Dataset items
━━━

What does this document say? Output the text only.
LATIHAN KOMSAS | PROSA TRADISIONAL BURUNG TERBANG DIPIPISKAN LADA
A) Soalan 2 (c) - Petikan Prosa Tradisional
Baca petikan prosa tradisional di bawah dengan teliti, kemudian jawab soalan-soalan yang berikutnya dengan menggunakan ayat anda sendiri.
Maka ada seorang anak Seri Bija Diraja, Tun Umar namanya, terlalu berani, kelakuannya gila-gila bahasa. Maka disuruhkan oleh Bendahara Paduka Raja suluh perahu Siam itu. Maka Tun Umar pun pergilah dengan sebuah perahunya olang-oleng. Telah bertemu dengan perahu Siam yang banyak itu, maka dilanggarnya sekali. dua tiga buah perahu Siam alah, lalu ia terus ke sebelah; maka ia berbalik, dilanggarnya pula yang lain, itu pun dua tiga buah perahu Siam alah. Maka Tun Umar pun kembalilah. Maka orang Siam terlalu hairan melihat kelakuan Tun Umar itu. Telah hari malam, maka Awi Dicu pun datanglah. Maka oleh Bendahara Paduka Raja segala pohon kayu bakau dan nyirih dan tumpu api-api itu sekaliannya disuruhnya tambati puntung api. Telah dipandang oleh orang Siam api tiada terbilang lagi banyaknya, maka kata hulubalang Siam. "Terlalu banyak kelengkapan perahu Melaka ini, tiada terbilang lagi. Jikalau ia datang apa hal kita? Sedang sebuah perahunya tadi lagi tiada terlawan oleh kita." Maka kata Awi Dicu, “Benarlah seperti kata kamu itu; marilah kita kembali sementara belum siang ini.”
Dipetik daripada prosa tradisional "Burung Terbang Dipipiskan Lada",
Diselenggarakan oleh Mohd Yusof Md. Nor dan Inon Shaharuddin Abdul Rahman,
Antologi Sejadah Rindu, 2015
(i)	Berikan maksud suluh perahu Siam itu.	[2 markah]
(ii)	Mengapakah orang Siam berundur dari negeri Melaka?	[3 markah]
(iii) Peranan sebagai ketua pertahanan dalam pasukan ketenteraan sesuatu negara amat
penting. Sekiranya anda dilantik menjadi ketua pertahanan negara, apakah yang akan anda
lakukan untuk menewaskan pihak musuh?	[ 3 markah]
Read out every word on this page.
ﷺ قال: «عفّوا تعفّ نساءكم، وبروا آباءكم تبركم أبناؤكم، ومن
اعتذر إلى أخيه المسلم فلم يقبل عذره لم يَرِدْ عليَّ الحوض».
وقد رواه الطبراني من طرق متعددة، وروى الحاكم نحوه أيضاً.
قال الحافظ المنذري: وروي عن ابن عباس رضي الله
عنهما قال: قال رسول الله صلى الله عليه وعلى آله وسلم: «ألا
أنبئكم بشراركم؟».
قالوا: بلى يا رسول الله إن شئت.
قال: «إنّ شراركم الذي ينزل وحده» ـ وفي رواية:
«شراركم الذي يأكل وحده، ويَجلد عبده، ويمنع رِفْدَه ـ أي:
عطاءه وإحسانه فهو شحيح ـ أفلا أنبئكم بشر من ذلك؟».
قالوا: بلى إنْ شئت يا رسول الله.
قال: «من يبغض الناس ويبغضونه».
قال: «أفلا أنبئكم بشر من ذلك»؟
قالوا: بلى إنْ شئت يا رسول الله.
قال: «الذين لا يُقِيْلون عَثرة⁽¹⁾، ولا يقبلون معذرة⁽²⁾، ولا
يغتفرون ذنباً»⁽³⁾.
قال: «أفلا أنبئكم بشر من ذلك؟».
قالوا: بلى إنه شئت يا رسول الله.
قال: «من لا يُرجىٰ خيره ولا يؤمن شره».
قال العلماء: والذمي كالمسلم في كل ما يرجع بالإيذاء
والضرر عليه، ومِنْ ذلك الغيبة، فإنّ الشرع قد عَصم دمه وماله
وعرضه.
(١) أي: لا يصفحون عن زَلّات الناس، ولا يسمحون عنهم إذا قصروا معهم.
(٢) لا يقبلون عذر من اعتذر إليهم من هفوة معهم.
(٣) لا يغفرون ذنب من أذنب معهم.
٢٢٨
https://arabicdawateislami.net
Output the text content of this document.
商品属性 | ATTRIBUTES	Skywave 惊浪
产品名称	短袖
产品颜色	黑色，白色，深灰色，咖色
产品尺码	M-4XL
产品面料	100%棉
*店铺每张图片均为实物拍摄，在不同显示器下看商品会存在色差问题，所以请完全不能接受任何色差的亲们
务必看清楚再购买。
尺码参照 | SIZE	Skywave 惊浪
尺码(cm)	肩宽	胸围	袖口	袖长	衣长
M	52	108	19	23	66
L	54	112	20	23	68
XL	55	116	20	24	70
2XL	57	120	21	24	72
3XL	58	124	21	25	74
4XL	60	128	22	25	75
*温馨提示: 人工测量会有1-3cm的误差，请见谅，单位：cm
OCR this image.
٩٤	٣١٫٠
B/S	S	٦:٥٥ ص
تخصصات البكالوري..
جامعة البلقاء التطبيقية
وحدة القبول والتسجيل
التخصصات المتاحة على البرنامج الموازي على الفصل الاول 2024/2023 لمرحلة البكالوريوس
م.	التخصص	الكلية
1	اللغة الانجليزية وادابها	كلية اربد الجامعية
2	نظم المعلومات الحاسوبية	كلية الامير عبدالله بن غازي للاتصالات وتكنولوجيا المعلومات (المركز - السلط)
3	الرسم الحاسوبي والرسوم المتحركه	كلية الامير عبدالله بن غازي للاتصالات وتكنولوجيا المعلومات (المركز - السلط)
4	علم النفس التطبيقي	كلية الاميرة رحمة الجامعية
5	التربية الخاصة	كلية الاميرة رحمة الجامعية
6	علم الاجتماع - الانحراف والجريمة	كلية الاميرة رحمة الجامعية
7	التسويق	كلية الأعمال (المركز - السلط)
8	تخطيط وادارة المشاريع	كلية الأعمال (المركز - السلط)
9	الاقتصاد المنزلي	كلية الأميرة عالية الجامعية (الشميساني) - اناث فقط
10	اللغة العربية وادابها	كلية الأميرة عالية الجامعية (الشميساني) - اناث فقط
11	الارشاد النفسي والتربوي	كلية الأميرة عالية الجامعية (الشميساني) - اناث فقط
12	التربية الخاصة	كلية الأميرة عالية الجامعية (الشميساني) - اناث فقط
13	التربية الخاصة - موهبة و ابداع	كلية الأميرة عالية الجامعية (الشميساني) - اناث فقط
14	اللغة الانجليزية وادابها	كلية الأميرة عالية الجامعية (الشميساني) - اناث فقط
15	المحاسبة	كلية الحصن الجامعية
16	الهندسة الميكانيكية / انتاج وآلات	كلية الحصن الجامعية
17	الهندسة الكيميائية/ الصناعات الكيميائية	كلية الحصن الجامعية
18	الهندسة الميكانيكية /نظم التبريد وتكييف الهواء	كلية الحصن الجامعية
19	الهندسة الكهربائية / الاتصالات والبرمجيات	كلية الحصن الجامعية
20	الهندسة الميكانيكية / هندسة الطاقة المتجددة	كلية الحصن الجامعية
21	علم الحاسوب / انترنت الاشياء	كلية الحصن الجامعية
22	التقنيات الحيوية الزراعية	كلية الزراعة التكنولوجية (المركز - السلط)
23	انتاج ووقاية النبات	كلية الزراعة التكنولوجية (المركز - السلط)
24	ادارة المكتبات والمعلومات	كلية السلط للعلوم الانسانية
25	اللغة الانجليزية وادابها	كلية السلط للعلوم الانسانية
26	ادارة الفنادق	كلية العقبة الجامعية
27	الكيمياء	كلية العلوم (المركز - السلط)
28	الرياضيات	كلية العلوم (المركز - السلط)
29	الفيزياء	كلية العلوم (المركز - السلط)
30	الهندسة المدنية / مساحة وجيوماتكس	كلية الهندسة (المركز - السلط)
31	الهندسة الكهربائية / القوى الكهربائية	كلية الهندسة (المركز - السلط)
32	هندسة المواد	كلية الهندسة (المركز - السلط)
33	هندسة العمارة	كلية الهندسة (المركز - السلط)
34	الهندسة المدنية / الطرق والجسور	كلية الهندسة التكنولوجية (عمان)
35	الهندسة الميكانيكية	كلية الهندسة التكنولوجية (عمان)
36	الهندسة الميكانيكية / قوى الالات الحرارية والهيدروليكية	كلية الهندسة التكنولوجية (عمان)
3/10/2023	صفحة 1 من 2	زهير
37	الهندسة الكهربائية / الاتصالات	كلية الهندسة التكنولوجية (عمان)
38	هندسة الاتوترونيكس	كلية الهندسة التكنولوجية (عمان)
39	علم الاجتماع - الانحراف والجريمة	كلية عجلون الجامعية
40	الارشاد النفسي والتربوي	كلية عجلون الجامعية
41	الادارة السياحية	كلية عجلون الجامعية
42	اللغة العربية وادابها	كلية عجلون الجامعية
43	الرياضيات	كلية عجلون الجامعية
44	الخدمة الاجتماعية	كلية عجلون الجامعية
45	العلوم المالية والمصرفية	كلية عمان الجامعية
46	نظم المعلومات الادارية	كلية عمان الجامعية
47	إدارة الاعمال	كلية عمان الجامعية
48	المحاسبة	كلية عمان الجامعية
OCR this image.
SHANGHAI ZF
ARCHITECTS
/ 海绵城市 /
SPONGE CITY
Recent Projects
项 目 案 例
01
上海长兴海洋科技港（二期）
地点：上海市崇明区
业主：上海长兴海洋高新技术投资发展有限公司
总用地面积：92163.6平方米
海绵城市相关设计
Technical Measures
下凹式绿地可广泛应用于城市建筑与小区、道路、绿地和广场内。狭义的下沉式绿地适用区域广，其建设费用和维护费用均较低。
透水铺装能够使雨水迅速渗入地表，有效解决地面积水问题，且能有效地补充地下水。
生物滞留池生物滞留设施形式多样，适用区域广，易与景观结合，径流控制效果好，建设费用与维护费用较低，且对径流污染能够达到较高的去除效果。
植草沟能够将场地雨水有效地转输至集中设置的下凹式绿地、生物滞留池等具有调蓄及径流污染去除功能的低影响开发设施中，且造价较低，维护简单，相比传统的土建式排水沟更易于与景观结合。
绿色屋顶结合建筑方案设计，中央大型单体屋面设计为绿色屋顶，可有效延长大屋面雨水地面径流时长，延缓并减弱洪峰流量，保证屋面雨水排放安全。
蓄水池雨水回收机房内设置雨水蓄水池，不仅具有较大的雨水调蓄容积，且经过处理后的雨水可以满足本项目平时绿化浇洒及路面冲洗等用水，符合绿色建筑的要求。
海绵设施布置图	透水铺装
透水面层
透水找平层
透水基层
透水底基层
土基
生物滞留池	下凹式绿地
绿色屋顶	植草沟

━━━

GIVEN REQUEST
Copy each line holding the word "عليه" from the listing above.

COMPLETE OUTPUT
عنهما قال: قال رسول الله صلى الله عليه وعلى آله وسلم: «ألا
والضرر عليه، ومِنْ ذلك الغيبة، فإنّ الشرع قد عَصم دمه وماله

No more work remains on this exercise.